(Dataset records)
◇ ◇ ◇ ◇ ◇
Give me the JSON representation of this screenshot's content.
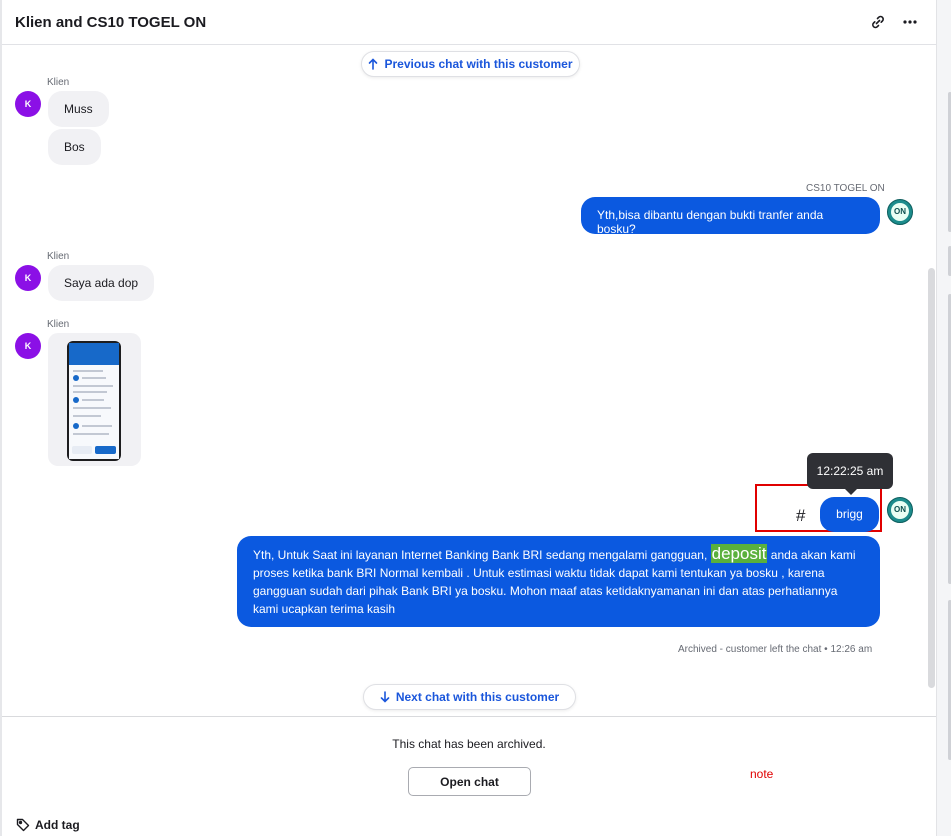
{
  "header": {
    "title": "Klien and CS10 TOGEL ON",
    "link_icon": "link-icon",
    "more_icon": "more-horizontal-icon"
  },
  "nav": {
    "previous_label": "Previous chat with this customer",
    "next_label": "Next chat with this customer"
  },
  "messages": {
    "customer_name": "Klien",
    "customer_initial": "K",
    "agent_name": "CS10 TOGEL ON",
    "agent_initials": "ON",
    "m1": "Muss",
    "m2": "Bos",
    "m3": "Yth,bisa dibantu dengan bukti tranfer anda bosku?",
    "m4": "Saya ada dop",
    "m5": "brigg",
    "m6_before": "Yth, Untuk Saat ini layanan Internet Banking Bank BRI sedang mengalami gangguan, ",
    "m6_highlight": "deposit",
    "m6_after": " anda akan kami proses ketika bank BRI Normal kembali . Untuk estimasi waktu tidak dapat kami tentukan ya bosku , karena gangguan sudah dari pihak Bank BRI ya bosku. Mohon maaf atas ketidaknyamanan ini dan atas perhatiannya kami ucapkan terima kasih",
    "tooltip_time": "12:22:25 am",
    "hash_symbol": "#",
    "archived_meta": "Archived - customer left the chat • 12:26 am"
  },
  "footer": {
    "archived_text": "This chat has been archived.",
    "open_chat_label": "Open chat",
    "note_label": "note",
    "add_tag_label": "Add tag"
  },
  "colors": {
    "accent": "#0b59e0",
    "customer_avatar": "#8b10e6",
    "highlight": "#5ab03c",
    "annotation": "#e00000"
  }
}
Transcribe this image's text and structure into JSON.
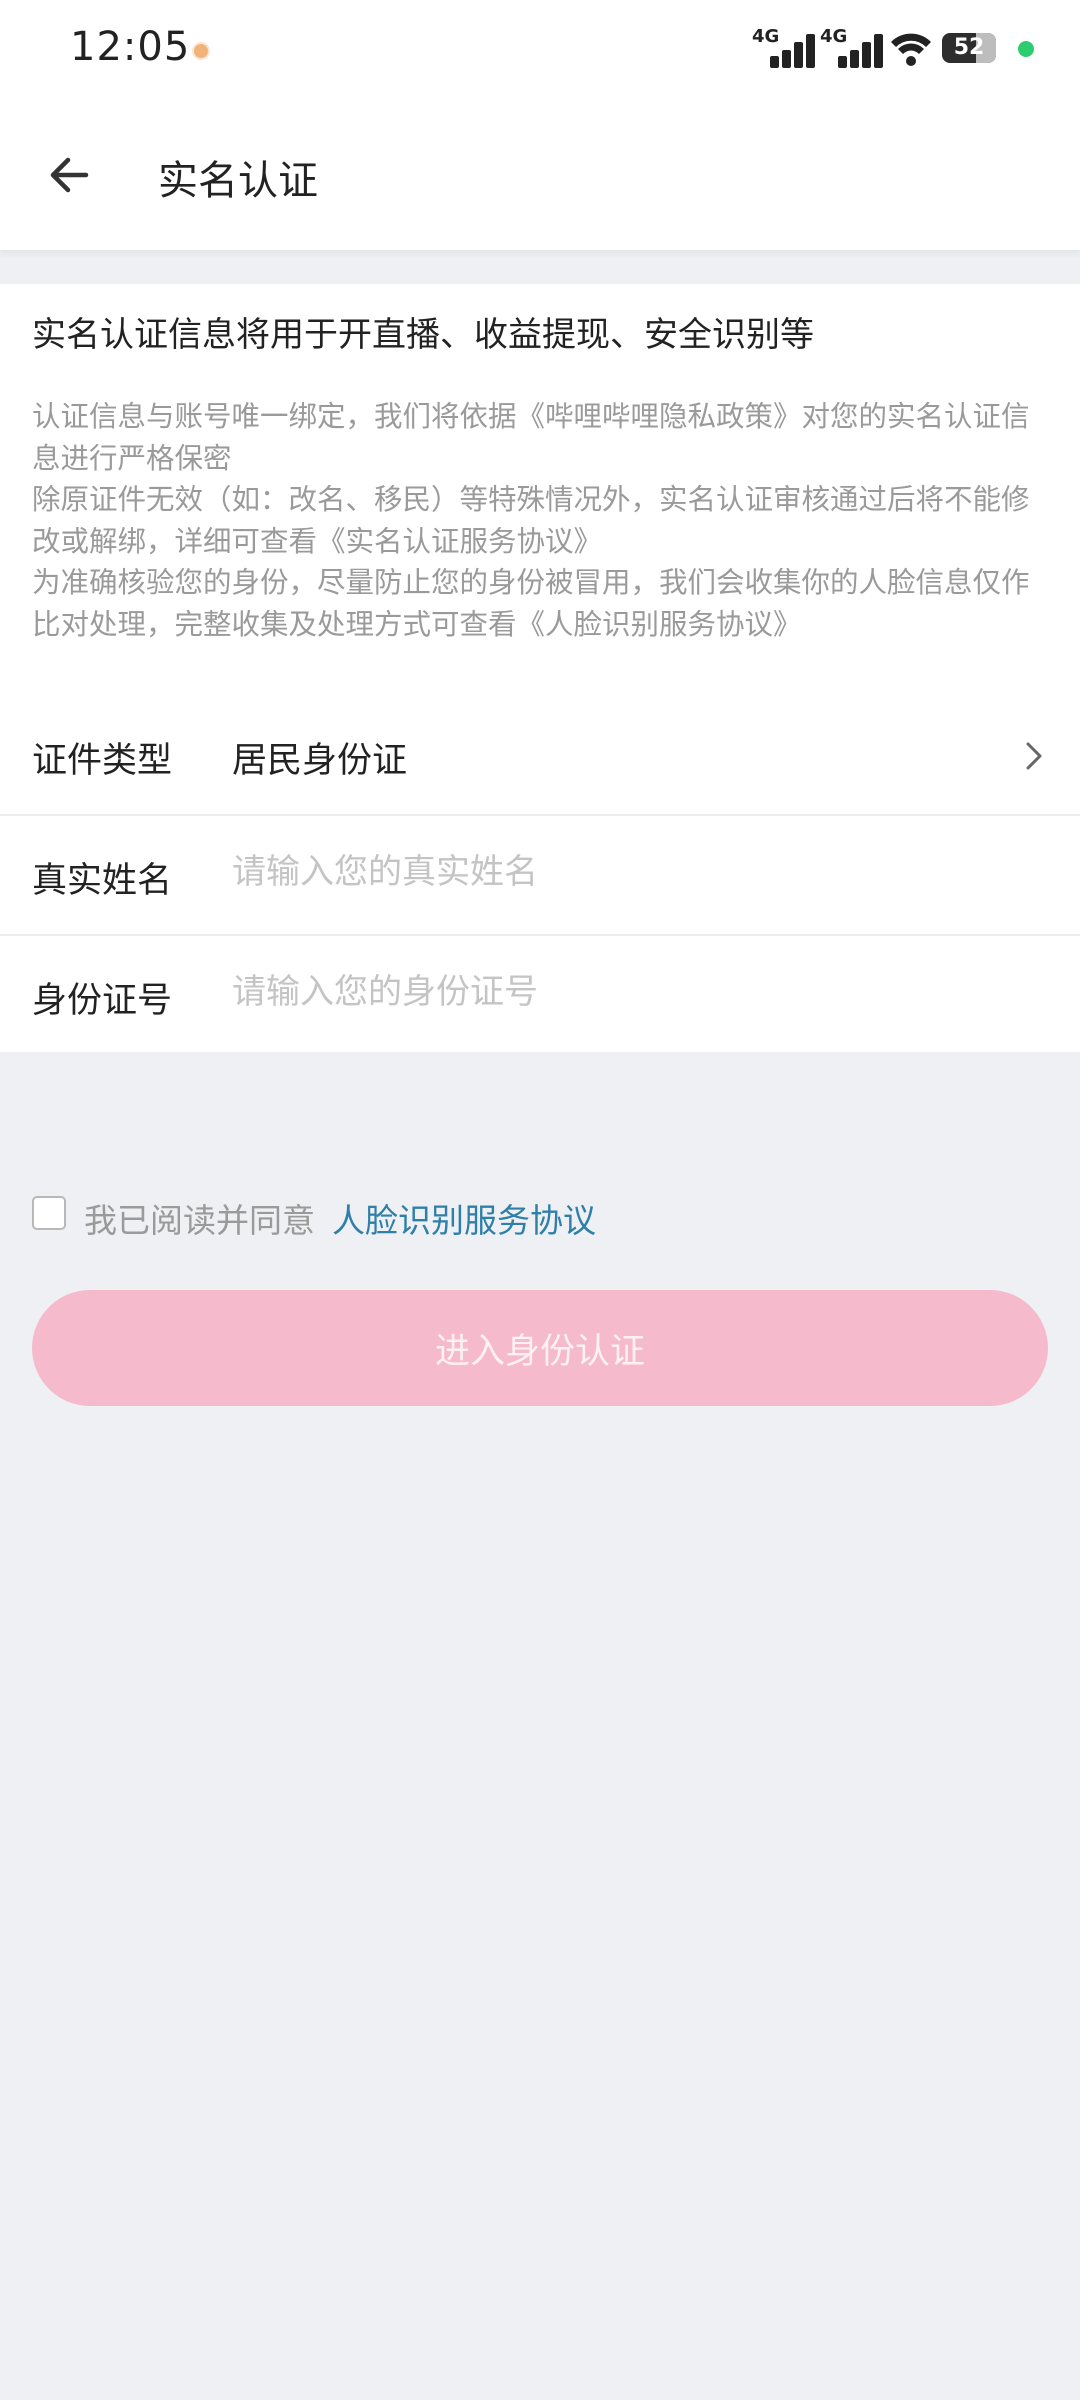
{
  "status_bar": {
    "time": "12:05",
    "signal_1": "4G",
    "signal_2": "4G",
    "battery": "52",
    "icons": [
      "notification-dot-icon",
      "signal-icon",
      "wifi-icon",
      "battery-icon",
      "camera-indicator-dot"
    ]
  },
  "header": {
    "back_icon": "arrow-left-icon",
    "title": "实名认证"
  },
  "intro": {
    "headline": "实名认证信息将用于开直播、收益提现、安全识别等",
    "notes": [
      "认证信息与账号唯一绑定，我们将依据《哔哩哔哩隐私政策》对您的实名认证信息进行严格保密",
      "除原证件无效（如：改名、移民）等特殊情况外，实名认证审核通过后将不能修改或解绑，详细可查看《实名认证服务协议》",
      "为准确核验您的身份，尽量防止您的身份被冒用，我们会收集你的人脸信息仅作比对处理，完整收集及处理方式可查看《人脸识别服务协议》"
    ]
  },
  "form": {
    "id_type": {
      "label": "证件类型",
      "value": "居民身份证",
      "icon": "chevron-right-icon"
    },
    "real_name": {
      "label": "真实姓名",
      "value": "",
      "placeholder": "请输入您的真实姓名"
    },
    "id_number": {
      "label": "身份证号",
      "value": "",
      "placeholder": "请输入您的身份证号"
    }
  },
  "agreement": {
    "checked": false,
    "text": "我已阅读并同意",
    "link": "人脸识别服务协议"
  },
  "submit": {
    "label": "进入身份认证",
    "enabled": false
  },
  "colors": {
    "background": "#eef0f4",
    "link": "#2f7fa8",
    "button_disabled": "#f6bacd",
    "muted_text": "#9a9a9a"
  }
}
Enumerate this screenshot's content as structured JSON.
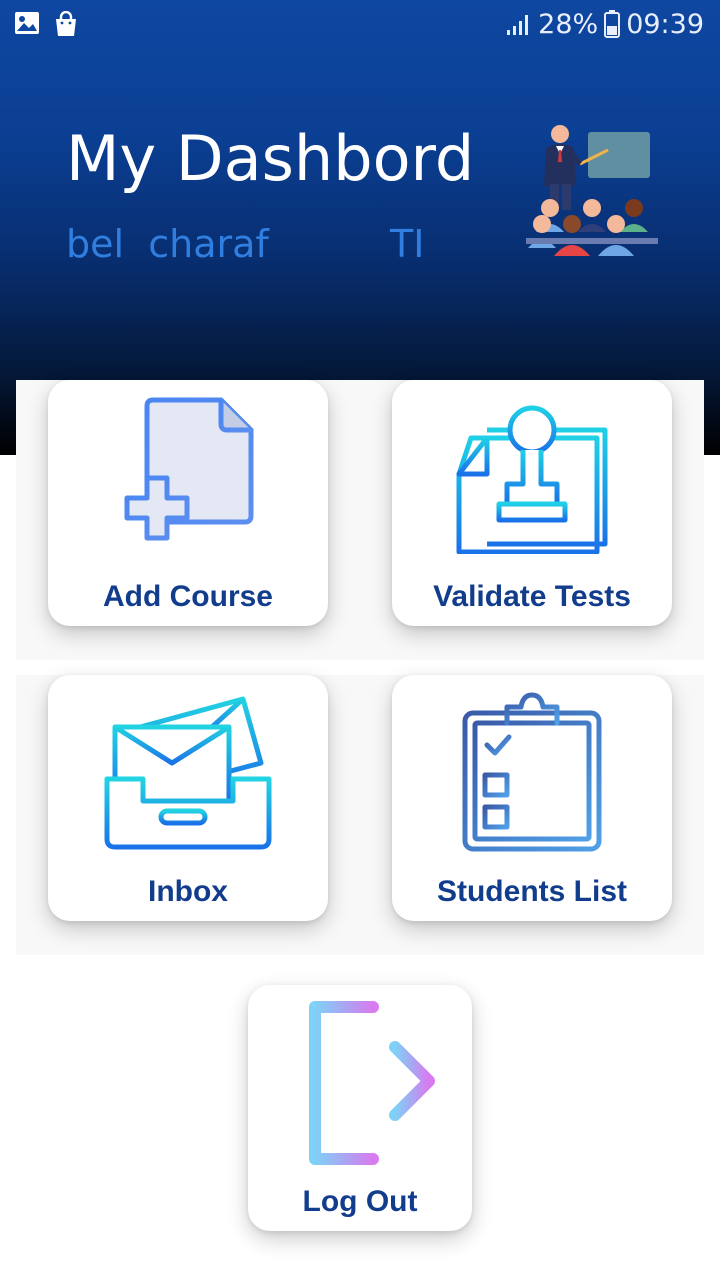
{
  "statusbar": {
    "battery_percent": "28%",
    "time": "09:39",
    "left_icons": [
      "image-icon",
      "shopping-bag-icon"
    ]
  },
  "header": {
    "title": "My Dashbord",
    "user_name": "bel  charaf",
    "user_group": "TI",
    "illustration": "teacher-classroom-icon"
  },
  "cards": {
    "add_course": "Add Course",
    "validate_tests": "Validate Tests",
    "inbox": "Inbox",
    "students_list": "Students List",
    "log_out": "Log Out"
  },
  "colors": {
    "header_top": "#0e47a1",
    "header_bottom": "#000000",
    "card_label": "#123d8c",
    "user_text": "#2f7ee0"
  }
}
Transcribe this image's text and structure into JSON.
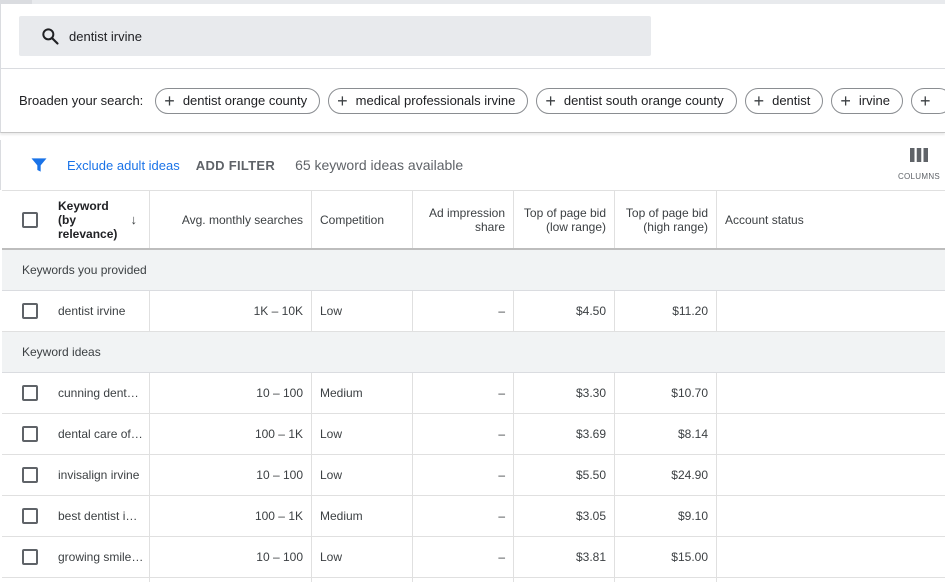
{
  "search": {
    "query": "dentist irvine"
  },
  "broaden": {
    "label": "Broaden your search:",
    "chips": [
      "dentist orange county",
      "medical professionals irvine",
      "dentist south orange county",
      "dentist",
      "irvine",
      ""
    ]
  },
  "filters": {
    "exclude_label": "Exclude adult ideas",
    "add_filter_label": "ADD FILTER",
    "count_label": "65 keyword ideas available",
    "columns_label": "COLUMNS"
  },
  "table": {
    "headers": {
      "keyword": "Keyword (by relevance)",
      "avg": "Avg. monthly searches",
      "competition": "Competition",
      "impression": "Ad impression share",
      "low": "Top of page bid (low range)",
      "high": "Top of page bid (high range)",
      "account": "Account status"
    },
    "sections": [
      {
        "title": "Keywords you provided",
        "rows": [
          {
            "keyword": "dentist irvine",
            "avg": "1K – 10K",
            "competition": "Low",
            "impression": "–",
            "low": "$4.50",
            "high": "$11.20"
          }
        ]
      },
      {
        "title": "Keyword ideas",
        "rows": [
          {
            "keyword": "cunning dental irvine",
            "avg": "10 – 100",
            "competition": "Medium",
            "impression": "–",
            "low": "$3.30",
            "high": "$10.70"
          },
          {
            "keyword": "dental care of irvine",
            "avg": "100 – 1K",
            "competition": "Low",
            "impression": "–",
            "low": "$3.69",
            "high": "$8.14"
          },
          {
            "keyword": "invisalign irvine",
            "avg": "10 – 100",
            "competition": "Low",
            "impression": "–",
            "low": "$5.50",
            "high": "$24.90"
          },
          {
            "keyword": "best dentist in irvine",
            "avg": "100 – 1K",
            "competition": "Medium",
            "impression": "–",
            "low": "$3.05",
            "high": "$9.10"
          },
          {
            "keyword": "growing smiles irvine",
            "avg": "10 – 100",
            "competition": "Low",
            "impression": "–",
            "low": "$3.81",
            "high": "$15.00"
          }
        ]
      }
    ]
  },
  "icons": {
    "search": "search-icon",
    "filter": "filter-icon",
    "columns": "columns-icon",
    "sort": "arrow-down-icon",
    "add": "plus-icon"
  },
  "colors": {
    "link": "#1a73e8",
    "searchBg": "#e8eaed",
    "sectionBg": "#f1f3f4"
  }
}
◇ ◇ ◇ ◇ ◇
» **Goal of the exercise**
Your task is to reproduce all of the material exactly. The pictures stay out.

» **The result**
Give me the JSON representation of this screenshot's content.
{
  "header": {
    "title": "Klien and CS10 TOGEL ON",
    "link_icon": "link-icon",
    "more_icon": "more-horizontal-icon"
  },
  "nav": {
    "previous_label": "Previous chat with this customer",
    "next_label": "Next chat with this customer"
  },
  "messages": {
    "customer_name": "Klien",
    "customer_initial": "K",
    "agent_name": "CS10 TOGEL ON",
    "agent_initials": "ON",
    "m1": "Muss",
    "m2": "Bos",
    "m3": "Yth,bisa dibantu dengan bukti tranfer anda bosku?",
    "m4": "Saya ada dop",
    "m5": "brigg",
    "m6_before": "Yth, Untuk Saat ini layanan Internet Banking Bank BRI sedang mengalami gangguan, ",
    "m6_highlight": "deposit",
    "m6_after": " anda akan kami proses ketika bank BRI Normal kembali . Untuk estimasi waktu tidak dapat kami tentukan ya bosku , karena gangguan sudah dari pihak Bank BRI ya bosku. Mohon maaf atas ketidaknyamanan ini dan atas perhatiannya kami ucapkan terima kasih",
    "tooltip_time": "12:22:25 am",
    "hash_symbol": "#",
    "archived_meta": "Archived - customer left the chat • 12:26 am"
  },
  "footer": {
    "archived_text": "This chat has been archived.",
    "open_chat_label": "Open chat",
    "note_label": "note",
    "add_tag_label": "Add tag"
  },
  "colors": {
    "accent": "#0b59e0",
    "customer_avatar": "#8b10e6",
    "highlight": "#5ab03c",
    "annotation": "#e00000"
  }
}
Transcribe this image's text and structure into JSON.
{
  "status_bar": {
    "time": "12:05",
    "signal_1": "4G",
    "signal_2": "4G",
    "battery": "52",
    "icons": [
      "notification-dot-icon",
      "signal-icon",
      "wifi-icon",
      "battery-icon",
      "camera-indicator-dot"
    ]
  },
  "header": {
    "back_icon": "arrow-left-icon",
    "title": "实名认证"
  },
  "intro": {
    "headline": "实名认证信息将用于开直播、收益提现、安全识别等",
    "notes": [
      "认证信息与账号唯一绑定，我们将依据《哔哩哔哩隐私政策》对您的实名认证信息进行严格保密",
      "除原证件无效（如：改名、移民）等特殊情况外，实名认证审核通过后将不能修改或解绑，详细可查看《实名认证服务协议》",
      "为准确核验您的身份，尽量防止您的身份被冒用，我们会收集你的人脸信息仅作比对处理，完整收集及处理方式可查看《人脸识别服务协议》"
    ]
  },
  "form": {
    "id_type": {
      "label": "证件类型",
      "value": "居民身份证",
      "icon": "chevron-right-icon"
    },
    "real_name": {
      "label": "真实姓名",
      "value": "",
      "placeholder": "请输入您的真实姓名"
    },
    "id_number": {
      "label": "身份证号",
      "value": "",
      "placeholder": "请输入您的身份证号"
    }
  },
  "agreement": {
    "checked": false,
    "text": "我已阅读并同意",
    "link": "人脸识别服务协议"
  },
  "submit": {
    "label": "进入身份认证",
    "enabled": false
  },
  "colors": {
    "background": "#eef0f4",
    "link": "#2f7fa8",
    "button_disabled": "#f6bacd",
    "muted_text": "#9a9a9a"
  }
}
Enumerate this screenshot's content as structured JSON.
{
  "statusbar": {
    "battery_percent": "28%",
    "time": "09:39",
    "left_icons": [
      "image-icon",
      "shopping-bag-icon"
    ]
  },
  "header": {
    "title": "My Dashbord",
    "user_name": "bel  charaf",
    "user_group": "TI",
    "illustration": "teacher-classroom-icon"
  },
  "cards": {
    "add_course": "Add Course",
    "validate_tests": "Validate Tests",
    "inbox": "Inbox",
    "students_list": "Students List",
    "log_out": "Log Out"
  },
  "colors": {
    "header_top": "#0e47a1",
    "header_bottom": "#000000",
    "card_label": "#123d8c",
    "user_text": "#2f7ee0"
  }
}
Transcribe this image's text and structure into JSON.
{
  "search": {
    "query": "dentist irvine"
  },
  "broaden": {
    "label": "Broaden your search:",
    "chips": [
      "dentist orange county",
      "medical professionals irvine",
      "dentist south orange county",
      "dentist",
      "irvine",
      ""
    ]
  },
  "filters": {
    "exclude_label": "Exclude adult ideas",
    "add_filter_label": "ADD FILTER",
    "count_label": "65 keyword ideas available",
    "columns_label": "COLUMNS"
  },
  "table": {
    "headers": {
      "keyword": "Keyword (by relevance)",
      "avg": "Avg. monthly searches",
      "competition": "Competition",
      "impression": "Ad impression share",
      "low": "Top of page bid (low range)",
      "high": "Top of page bid (high range)",
      "account": "Account status"
    },
    "sections": [
      {
        "title": "Keywords you provided",
        "rows": [
          {
            "keyword": "dentist irvine",
            "avg": "1K – 10K",
            "competition": "Low",
            "impression": "–",
            "low": "$4.50",
            "high": "$11.20"
          }
        ]
      },
      {
        "title": "Keyword ideas",
        "rows": [
          {
            "keyword": "cunning dental irvine",
            "avg": "10 – 100",
            "competition": "Medium",
            "impression": "–",
            "low": "$3.30",
            "high": "$10.70"
          },
          {
            "keyword": "dental care of irvine",
            "avg": "100 – 1K",
            "competition": "Low",
            "impression": "–",
            "low": "$3.69",
            "high": "$8.14"
          },
          {
            "keyword": "invisalign irvine",
            "avg": "10 – 100",
            "competition": "Low",
            "impression": "–",
            "low": "$5.50",
            "high": "$24.90"
          },
          {
            "keyword": "best dentist in irvine",
            "avg": "100 – 1K",
            "competition": "Medium",
            "impression": "–",
            "low": "$3.05",
            "high": "$9.10"
          },
          {
            "keyword": "growing smiles irvine",
            "avg": "10 – 100",
            "competition": "Low",
            "impression": "–",
            "low": "$3.81",
            "high": "$15.00"
          }
        ]
      }
    ]
  },
  "icons": {
    "search": "search-icon",
    "filter": "filter-icon",
    "columns": "columns-icon",
    "sort": "arrow-down-icon",
    "add": "plus-icon"
  },
  "colors": {
    "link": "#1a73e8",
    "searchBg": "#e8eaed",
    "sectionBg": "#f1f3f4"
  }
}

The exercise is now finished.